>> Begin Records for the exercise

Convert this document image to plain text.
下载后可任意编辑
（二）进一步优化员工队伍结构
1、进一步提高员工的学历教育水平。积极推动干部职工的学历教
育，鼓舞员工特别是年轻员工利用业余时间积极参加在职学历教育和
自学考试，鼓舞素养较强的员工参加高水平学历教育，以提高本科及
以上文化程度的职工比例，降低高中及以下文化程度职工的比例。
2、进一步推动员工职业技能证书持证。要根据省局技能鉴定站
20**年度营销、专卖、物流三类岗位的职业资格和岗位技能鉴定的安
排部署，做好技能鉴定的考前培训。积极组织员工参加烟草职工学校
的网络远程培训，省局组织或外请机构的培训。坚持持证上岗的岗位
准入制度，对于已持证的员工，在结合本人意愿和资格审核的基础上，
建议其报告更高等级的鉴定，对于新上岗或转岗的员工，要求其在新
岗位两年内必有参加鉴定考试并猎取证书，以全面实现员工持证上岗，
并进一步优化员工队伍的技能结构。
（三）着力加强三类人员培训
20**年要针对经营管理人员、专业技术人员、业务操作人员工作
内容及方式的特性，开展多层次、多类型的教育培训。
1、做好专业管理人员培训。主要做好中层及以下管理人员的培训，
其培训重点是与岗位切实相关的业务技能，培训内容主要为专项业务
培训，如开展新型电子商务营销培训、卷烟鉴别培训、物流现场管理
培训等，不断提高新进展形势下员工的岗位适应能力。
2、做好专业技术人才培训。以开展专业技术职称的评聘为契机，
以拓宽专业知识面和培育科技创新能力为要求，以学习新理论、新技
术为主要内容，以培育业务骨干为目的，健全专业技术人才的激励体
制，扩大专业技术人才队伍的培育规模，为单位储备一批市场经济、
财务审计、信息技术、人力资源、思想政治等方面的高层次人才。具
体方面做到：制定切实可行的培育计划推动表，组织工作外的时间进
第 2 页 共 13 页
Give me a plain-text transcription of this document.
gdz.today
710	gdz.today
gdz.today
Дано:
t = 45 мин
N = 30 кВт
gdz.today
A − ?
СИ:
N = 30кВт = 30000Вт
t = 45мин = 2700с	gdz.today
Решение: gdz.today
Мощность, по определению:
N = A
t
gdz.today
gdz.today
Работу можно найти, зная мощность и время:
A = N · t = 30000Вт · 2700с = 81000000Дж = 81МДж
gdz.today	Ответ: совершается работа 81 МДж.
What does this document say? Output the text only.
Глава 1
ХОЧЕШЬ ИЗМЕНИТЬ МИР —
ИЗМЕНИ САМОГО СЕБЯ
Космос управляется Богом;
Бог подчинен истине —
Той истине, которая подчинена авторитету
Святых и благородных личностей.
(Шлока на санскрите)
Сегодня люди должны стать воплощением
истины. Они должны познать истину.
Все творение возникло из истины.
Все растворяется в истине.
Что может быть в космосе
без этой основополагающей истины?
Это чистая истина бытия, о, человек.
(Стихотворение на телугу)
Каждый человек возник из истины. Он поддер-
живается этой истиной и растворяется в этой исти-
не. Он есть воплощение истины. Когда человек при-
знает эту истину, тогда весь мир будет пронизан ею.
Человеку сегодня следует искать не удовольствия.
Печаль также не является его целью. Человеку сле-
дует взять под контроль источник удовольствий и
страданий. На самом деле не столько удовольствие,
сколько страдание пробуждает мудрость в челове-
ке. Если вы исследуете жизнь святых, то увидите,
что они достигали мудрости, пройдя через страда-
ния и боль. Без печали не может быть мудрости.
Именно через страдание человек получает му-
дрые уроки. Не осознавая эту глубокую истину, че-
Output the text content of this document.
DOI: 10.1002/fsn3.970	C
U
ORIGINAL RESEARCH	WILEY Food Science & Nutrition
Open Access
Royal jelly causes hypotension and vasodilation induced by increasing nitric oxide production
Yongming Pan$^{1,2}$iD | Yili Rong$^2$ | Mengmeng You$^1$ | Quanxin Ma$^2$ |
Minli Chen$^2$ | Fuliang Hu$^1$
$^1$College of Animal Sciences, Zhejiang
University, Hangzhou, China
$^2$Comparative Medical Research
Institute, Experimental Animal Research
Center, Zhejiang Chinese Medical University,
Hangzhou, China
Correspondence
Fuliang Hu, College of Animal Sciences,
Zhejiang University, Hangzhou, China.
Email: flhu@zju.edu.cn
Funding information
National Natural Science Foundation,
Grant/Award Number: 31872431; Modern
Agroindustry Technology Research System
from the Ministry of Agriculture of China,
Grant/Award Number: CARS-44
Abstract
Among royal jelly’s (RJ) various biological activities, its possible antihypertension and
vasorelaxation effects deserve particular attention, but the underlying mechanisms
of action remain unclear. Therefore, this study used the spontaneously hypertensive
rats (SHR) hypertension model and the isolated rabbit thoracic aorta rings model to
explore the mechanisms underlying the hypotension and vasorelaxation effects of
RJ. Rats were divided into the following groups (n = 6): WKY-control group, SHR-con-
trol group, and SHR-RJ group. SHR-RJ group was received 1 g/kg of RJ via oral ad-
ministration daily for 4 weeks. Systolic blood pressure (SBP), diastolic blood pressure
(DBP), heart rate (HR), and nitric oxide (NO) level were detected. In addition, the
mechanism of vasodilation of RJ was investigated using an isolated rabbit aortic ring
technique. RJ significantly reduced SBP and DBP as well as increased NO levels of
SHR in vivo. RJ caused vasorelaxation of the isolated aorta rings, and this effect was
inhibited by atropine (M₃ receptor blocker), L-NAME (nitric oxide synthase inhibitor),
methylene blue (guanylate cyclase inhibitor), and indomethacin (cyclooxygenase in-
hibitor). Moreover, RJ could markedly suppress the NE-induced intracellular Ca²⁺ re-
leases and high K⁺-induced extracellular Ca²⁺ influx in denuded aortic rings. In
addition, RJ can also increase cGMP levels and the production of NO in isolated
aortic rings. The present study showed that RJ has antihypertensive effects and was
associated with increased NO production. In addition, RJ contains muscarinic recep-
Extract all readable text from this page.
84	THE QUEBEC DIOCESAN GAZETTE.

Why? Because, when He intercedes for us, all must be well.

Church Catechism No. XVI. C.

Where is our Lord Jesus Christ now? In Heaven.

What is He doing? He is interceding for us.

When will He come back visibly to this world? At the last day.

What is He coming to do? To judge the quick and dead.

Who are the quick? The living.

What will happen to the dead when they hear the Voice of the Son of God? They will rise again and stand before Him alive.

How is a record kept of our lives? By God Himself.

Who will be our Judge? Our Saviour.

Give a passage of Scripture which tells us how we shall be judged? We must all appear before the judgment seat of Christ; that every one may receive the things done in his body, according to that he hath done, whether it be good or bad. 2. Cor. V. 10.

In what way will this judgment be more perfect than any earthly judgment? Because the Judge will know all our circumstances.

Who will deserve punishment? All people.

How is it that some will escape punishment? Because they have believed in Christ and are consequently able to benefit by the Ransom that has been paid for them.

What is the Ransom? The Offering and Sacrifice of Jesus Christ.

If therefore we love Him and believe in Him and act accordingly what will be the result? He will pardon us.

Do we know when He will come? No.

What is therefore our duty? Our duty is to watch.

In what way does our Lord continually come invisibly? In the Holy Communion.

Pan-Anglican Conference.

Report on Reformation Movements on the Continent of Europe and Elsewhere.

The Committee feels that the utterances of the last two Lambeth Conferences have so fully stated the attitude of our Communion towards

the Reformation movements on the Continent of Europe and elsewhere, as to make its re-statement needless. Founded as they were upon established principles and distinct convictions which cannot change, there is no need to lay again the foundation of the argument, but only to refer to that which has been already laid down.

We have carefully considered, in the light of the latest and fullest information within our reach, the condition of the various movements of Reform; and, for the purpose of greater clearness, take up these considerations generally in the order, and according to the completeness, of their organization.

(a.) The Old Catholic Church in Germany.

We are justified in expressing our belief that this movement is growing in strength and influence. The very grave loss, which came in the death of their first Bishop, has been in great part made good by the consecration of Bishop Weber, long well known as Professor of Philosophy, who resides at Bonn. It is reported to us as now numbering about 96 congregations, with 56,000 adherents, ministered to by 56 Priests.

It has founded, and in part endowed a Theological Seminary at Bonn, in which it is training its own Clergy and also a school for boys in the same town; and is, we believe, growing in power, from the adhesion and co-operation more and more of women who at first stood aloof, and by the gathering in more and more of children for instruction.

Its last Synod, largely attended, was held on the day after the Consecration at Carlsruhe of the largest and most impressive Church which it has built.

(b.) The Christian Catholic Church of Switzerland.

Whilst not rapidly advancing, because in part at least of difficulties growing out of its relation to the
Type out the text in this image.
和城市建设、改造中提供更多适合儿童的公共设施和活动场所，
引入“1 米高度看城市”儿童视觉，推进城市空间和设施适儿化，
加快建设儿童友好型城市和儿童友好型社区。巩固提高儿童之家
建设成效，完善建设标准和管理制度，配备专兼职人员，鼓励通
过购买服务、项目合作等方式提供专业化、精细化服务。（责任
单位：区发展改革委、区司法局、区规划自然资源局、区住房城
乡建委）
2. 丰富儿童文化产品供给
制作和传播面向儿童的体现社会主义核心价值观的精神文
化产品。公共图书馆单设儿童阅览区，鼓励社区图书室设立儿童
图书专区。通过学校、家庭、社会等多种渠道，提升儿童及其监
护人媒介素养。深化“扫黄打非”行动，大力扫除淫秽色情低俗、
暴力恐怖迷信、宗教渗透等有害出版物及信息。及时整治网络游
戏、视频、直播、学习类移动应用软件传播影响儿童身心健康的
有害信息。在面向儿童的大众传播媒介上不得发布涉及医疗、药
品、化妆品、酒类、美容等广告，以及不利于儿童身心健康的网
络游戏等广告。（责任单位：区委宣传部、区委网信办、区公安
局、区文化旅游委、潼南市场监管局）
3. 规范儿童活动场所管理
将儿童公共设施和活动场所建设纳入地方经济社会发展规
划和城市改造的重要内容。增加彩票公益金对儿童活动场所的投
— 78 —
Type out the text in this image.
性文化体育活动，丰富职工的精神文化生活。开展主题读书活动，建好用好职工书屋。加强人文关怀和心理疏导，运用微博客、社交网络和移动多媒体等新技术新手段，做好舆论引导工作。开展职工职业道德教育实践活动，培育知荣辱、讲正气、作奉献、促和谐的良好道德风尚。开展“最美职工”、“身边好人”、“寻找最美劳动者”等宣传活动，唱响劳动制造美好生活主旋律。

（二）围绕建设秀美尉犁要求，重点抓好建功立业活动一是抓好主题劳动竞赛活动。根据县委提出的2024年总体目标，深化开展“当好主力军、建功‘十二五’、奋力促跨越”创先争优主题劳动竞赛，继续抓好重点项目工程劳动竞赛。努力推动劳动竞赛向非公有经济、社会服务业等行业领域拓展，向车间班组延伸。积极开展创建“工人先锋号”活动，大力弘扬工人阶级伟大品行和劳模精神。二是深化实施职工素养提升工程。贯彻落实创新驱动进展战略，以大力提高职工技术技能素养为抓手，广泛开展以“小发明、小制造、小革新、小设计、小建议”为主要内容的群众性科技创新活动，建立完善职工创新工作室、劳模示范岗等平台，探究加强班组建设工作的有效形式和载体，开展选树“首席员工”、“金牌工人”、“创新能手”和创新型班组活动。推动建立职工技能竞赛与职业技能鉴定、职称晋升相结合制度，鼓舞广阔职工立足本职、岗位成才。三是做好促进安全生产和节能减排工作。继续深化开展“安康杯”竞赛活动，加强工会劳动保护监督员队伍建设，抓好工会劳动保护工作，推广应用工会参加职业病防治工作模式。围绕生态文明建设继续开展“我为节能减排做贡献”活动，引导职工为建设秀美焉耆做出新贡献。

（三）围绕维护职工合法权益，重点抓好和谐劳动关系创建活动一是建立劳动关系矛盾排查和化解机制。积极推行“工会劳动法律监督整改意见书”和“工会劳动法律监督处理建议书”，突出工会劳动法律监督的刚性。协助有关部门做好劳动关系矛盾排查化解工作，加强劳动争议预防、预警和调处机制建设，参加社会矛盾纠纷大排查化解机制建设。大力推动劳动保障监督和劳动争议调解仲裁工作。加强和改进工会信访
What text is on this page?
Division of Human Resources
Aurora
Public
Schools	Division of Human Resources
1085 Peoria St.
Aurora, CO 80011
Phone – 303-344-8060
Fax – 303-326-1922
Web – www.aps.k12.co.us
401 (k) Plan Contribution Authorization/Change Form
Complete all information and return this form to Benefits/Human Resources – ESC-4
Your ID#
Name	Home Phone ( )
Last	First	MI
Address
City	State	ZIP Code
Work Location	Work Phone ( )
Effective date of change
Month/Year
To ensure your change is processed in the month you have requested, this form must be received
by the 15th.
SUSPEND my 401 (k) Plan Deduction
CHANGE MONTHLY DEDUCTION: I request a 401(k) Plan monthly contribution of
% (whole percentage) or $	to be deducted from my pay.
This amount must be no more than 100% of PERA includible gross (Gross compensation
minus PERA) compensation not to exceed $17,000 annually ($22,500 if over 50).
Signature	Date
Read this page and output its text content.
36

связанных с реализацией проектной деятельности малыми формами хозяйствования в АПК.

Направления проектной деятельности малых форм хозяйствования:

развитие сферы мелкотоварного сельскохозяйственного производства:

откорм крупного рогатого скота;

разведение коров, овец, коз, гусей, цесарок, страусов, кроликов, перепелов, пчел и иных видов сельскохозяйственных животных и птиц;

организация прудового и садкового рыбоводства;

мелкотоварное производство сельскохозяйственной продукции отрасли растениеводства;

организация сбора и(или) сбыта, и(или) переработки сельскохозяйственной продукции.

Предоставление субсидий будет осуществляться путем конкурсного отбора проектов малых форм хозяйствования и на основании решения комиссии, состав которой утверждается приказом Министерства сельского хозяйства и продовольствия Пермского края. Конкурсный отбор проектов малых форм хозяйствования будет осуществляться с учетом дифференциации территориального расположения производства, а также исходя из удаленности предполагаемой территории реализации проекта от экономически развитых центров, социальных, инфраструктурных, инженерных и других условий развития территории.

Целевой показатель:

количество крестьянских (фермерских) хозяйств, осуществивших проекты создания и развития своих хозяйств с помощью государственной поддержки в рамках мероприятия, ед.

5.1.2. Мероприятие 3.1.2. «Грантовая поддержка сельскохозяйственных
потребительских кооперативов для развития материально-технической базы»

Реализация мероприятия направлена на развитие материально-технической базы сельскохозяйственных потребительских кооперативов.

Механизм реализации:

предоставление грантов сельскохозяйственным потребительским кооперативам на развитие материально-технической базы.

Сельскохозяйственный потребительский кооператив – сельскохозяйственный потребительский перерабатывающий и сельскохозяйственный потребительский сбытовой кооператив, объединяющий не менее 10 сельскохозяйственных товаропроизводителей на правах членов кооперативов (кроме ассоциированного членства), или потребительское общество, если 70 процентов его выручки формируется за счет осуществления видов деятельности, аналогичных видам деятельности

>> End Records for the exercise

Task objective: Copy all lines from the listing that contain "хозяйствования".

The result:
связанных с реализацией проектной деятельности малыми формами хозяйствования в АПК.
Направления проектной деятельности малых форм хозяйствования:
Предоставление субсидий будет осуществляться путем конкурсного отбора проектов малых форм хозяйствования и на основании решения комиссии, состав которой утверждается приказом Министерства сельского хозяйства и продовольствия Пермского края. Конкурсный отбор проектов малых форм хозяйствования будет осуществляться с учетом дифференциации территориального расположения производства, а также исходя из удаленности предполагаемой территории реализации проекта от экономически развитых центров, социальных, инфраструктурных, инженерных и других условий развития территории.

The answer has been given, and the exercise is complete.